Stated exercise:
Scan the entries below. List each line with "STELIB".

## BEGIN Items

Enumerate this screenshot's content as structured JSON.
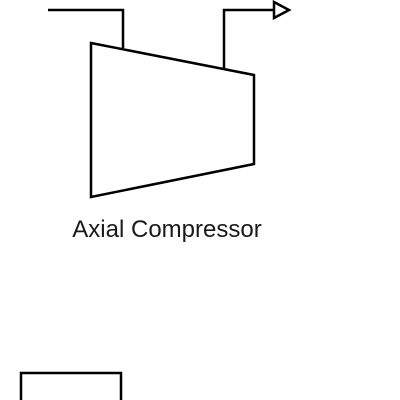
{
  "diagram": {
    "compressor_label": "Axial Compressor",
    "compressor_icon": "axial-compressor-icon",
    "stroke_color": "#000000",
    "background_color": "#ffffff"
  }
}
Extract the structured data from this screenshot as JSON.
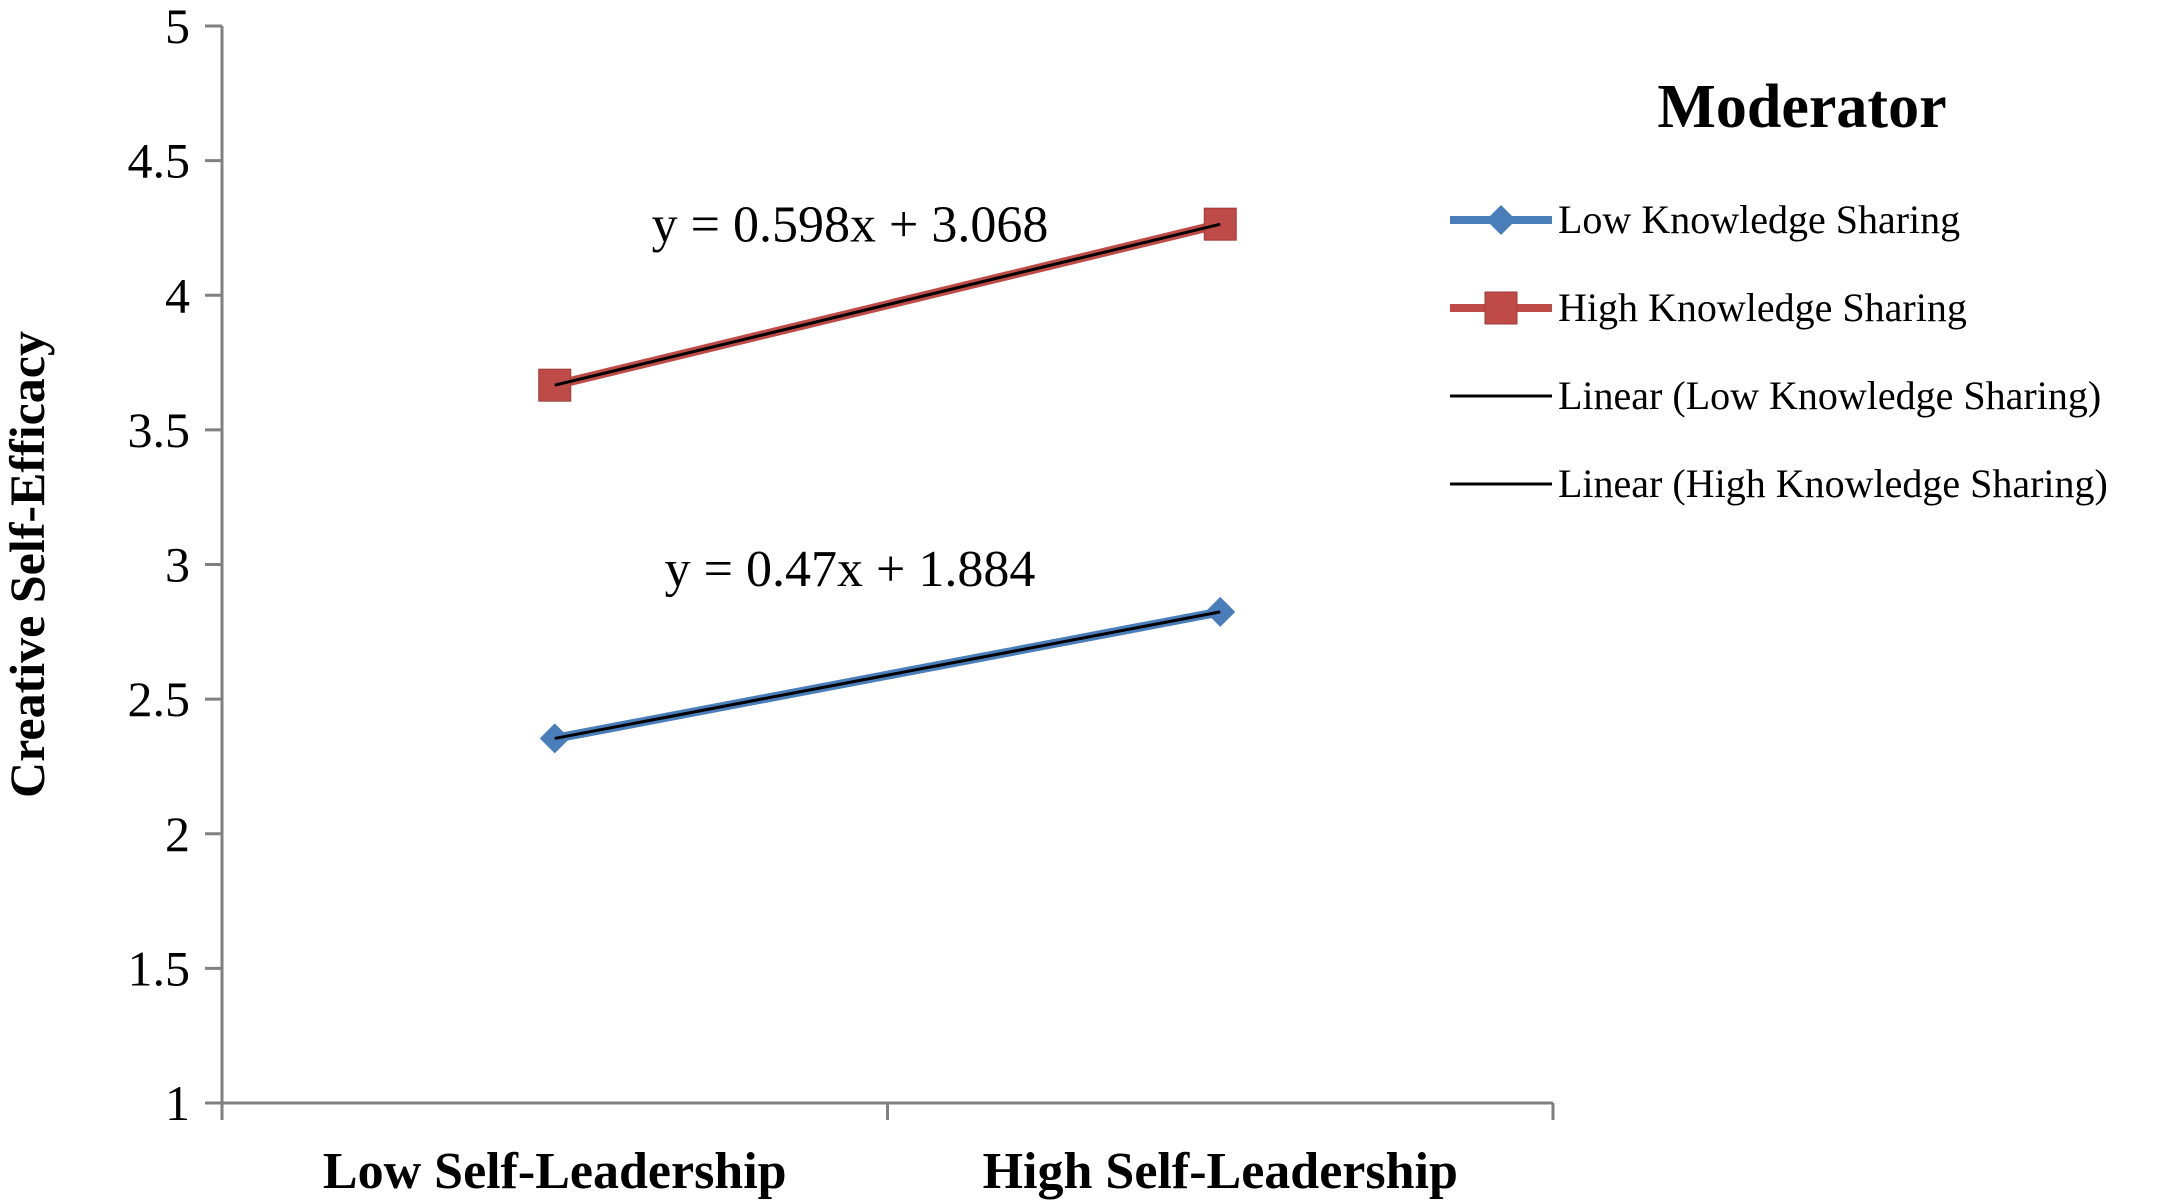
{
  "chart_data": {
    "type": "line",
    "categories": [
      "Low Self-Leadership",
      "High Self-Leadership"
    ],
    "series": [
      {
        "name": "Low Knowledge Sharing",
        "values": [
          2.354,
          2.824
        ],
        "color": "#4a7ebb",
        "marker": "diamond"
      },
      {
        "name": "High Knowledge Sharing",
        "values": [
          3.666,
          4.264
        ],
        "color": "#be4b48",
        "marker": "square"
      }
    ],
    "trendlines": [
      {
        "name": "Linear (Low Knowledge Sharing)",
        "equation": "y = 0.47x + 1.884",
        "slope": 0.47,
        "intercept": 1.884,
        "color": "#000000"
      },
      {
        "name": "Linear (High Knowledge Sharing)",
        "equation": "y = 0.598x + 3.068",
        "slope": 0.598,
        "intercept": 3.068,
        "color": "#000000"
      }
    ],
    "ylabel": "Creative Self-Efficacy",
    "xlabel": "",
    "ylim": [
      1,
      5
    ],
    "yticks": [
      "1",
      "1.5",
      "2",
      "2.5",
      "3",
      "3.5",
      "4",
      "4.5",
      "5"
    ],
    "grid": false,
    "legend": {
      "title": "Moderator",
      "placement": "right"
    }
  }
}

## END Items
## BEGIN Items

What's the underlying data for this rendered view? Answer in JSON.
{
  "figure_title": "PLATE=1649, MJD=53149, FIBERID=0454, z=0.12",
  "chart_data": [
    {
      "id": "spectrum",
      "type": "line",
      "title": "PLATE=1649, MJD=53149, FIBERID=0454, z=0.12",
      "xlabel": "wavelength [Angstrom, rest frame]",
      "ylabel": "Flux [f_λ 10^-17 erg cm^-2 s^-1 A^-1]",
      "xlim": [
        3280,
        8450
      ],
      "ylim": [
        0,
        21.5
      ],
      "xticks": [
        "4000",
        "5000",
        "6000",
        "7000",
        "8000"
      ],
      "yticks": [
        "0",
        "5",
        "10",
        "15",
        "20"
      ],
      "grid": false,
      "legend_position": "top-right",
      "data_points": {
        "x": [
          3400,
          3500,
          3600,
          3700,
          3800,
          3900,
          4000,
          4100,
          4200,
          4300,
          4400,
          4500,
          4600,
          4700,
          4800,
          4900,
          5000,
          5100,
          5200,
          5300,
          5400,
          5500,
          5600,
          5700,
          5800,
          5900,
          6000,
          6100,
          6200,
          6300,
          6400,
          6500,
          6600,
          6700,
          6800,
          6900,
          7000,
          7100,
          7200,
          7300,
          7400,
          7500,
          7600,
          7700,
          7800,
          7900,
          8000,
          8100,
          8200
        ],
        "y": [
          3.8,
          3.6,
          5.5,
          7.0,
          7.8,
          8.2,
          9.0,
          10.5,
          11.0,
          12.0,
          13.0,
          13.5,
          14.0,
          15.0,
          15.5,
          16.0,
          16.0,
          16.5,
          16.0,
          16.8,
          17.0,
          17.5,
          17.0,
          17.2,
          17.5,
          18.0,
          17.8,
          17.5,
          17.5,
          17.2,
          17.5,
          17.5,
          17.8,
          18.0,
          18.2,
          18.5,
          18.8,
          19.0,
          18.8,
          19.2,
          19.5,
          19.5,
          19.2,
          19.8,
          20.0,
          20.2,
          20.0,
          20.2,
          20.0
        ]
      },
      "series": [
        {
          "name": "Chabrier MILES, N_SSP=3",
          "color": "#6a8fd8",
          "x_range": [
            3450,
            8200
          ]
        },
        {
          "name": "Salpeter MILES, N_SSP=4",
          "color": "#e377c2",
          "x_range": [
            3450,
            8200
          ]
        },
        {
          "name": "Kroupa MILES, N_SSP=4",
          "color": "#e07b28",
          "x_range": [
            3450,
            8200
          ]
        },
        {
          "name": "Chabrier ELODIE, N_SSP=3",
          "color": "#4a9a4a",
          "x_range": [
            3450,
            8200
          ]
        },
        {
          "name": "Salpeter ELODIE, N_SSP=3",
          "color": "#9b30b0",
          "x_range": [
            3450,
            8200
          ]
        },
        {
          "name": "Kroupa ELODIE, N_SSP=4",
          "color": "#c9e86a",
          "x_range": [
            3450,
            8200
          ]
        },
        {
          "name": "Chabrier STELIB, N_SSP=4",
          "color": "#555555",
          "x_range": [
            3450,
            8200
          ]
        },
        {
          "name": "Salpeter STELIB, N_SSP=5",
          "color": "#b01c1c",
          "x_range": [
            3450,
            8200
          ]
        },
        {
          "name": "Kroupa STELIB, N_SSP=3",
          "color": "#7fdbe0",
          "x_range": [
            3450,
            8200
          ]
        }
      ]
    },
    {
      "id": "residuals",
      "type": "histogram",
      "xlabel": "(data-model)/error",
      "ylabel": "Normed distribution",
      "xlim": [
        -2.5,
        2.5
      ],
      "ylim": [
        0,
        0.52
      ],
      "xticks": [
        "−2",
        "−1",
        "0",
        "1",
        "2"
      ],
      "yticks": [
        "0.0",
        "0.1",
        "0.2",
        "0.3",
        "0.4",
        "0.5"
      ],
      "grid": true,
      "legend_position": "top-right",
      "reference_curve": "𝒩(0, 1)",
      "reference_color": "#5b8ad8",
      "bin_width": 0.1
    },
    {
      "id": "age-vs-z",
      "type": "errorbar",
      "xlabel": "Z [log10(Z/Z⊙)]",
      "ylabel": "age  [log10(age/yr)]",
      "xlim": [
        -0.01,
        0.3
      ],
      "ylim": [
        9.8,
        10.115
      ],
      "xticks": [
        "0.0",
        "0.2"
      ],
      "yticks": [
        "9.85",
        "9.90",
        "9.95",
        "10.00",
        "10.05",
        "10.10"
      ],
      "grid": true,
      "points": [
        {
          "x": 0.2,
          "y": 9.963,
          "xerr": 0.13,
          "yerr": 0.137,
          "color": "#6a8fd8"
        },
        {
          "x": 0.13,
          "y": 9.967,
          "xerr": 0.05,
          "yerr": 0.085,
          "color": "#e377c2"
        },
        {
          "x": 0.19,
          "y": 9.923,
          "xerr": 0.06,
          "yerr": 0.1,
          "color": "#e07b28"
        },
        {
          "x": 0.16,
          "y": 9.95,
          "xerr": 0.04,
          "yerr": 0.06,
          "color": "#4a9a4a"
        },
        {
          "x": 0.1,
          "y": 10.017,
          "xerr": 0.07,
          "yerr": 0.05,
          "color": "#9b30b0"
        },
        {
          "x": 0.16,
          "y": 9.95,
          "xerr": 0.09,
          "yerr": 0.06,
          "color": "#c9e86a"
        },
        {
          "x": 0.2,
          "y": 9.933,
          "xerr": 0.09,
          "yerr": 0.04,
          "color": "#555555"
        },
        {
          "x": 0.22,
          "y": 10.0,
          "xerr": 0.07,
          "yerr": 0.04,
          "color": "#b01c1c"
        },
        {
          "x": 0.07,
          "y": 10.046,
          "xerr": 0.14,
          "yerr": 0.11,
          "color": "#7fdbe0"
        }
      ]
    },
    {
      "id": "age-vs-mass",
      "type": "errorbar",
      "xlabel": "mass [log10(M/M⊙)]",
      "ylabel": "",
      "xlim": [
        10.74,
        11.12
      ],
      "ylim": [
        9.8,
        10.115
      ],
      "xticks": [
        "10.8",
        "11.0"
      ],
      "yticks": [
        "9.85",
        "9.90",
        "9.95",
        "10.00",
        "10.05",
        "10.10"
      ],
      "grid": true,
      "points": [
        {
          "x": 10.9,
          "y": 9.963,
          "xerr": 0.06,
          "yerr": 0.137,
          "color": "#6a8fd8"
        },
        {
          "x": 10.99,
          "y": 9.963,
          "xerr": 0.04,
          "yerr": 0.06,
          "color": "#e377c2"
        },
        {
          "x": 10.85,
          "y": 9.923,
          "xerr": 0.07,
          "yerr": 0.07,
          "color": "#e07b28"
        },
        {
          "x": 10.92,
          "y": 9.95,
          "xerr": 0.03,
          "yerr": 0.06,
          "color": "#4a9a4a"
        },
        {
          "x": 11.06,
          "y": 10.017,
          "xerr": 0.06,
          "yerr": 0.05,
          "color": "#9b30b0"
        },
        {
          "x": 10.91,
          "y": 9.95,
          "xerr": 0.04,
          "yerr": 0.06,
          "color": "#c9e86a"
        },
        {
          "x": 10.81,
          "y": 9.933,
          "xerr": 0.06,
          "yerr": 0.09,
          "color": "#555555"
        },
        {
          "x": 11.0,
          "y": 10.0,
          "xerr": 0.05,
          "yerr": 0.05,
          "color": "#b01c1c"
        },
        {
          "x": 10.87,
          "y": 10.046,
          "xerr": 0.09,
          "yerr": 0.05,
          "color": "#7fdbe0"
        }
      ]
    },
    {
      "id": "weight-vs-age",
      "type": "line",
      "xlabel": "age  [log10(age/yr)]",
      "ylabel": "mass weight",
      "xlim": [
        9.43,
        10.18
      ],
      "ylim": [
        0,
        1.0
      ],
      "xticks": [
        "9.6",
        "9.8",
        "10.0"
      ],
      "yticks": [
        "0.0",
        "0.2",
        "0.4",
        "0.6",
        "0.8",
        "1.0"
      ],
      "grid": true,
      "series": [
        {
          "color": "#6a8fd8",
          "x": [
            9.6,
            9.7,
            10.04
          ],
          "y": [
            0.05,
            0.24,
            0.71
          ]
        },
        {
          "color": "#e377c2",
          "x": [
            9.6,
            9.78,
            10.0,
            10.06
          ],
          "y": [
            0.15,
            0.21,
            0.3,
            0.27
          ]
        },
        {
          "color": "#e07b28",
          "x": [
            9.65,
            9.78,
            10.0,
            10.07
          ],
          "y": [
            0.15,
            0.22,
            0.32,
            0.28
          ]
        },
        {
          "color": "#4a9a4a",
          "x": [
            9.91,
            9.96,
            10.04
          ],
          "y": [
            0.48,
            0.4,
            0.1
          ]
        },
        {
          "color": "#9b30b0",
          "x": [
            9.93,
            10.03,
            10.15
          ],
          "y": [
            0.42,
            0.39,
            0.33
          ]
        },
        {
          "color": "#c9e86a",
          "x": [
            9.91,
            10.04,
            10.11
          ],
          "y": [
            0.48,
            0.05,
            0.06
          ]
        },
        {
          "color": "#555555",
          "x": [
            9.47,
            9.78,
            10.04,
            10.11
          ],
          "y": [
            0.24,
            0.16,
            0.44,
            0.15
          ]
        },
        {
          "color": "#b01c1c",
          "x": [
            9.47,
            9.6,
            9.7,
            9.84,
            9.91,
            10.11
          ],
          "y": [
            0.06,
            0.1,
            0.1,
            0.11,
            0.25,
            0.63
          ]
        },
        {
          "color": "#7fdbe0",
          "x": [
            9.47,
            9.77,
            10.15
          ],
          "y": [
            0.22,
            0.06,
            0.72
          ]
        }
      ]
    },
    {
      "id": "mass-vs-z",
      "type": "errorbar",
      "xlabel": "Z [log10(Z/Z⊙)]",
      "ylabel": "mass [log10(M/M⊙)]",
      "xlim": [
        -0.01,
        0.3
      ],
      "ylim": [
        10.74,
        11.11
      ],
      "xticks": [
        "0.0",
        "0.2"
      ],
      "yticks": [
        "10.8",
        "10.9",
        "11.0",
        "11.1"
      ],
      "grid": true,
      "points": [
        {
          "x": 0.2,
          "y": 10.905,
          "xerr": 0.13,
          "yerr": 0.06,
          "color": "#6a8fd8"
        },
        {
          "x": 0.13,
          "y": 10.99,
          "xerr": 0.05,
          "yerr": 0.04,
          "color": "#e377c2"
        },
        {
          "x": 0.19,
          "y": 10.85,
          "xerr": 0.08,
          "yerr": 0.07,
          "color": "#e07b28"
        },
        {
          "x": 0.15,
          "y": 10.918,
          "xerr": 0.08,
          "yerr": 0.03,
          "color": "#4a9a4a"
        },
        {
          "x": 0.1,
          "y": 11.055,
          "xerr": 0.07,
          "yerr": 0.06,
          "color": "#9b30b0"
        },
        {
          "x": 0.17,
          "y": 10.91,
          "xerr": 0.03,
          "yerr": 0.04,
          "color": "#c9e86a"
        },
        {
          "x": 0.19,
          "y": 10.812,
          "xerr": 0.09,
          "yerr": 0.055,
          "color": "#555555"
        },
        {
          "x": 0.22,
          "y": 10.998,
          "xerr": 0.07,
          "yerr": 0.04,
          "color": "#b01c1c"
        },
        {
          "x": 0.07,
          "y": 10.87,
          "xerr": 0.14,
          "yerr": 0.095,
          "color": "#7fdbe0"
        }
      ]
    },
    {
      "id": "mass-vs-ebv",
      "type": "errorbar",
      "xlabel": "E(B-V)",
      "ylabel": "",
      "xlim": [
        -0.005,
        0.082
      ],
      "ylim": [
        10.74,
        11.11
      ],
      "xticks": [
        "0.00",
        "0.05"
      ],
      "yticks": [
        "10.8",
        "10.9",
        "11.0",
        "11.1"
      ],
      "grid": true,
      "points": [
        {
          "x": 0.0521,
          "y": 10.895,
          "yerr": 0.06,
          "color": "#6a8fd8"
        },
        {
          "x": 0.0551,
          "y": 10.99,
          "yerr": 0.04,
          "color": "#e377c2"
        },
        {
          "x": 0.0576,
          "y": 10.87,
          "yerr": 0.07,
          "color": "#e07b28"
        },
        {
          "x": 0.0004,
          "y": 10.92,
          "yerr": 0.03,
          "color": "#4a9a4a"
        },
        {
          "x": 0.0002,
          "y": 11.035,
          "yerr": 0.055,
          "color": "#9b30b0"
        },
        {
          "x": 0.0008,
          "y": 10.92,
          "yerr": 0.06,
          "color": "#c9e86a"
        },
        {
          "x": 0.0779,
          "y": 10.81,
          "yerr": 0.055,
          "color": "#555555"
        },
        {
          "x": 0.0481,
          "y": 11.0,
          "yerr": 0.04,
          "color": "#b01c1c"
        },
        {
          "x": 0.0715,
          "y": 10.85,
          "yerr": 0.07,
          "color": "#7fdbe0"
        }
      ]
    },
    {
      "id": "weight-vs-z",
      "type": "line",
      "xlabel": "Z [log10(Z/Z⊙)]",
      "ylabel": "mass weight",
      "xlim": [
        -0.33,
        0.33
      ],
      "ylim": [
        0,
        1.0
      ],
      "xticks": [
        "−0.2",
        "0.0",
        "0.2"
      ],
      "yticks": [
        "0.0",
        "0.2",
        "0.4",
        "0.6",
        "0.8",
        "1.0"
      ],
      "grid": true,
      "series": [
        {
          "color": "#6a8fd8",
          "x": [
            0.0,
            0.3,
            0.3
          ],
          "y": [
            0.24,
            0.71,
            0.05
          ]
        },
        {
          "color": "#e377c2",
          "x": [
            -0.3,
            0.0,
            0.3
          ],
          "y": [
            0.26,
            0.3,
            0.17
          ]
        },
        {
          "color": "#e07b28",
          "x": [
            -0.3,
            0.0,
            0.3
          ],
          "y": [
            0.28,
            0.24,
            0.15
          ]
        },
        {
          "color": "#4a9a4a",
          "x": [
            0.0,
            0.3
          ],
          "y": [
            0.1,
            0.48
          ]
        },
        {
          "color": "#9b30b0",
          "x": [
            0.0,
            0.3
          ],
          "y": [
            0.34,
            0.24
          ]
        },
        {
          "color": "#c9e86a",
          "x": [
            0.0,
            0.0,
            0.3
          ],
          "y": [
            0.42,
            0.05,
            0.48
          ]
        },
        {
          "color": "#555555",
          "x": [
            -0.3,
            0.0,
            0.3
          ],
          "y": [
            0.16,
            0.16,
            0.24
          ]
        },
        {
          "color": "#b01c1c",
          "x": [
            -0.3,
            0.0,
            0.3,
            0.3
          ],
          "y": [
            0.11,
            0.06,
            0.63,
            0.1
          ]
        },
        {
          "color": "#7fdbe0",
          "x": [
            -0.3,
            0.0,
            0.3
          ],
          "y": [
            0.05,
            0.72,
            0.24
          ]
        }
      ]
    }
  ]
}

## END Items

Complete response:
          "name": "Chabrier STELIB, N_SSP=4",
          "name": "Salpeter STELIB, N_SSP=5",
          "name": "Kroupa STELIB, N_SSP=3",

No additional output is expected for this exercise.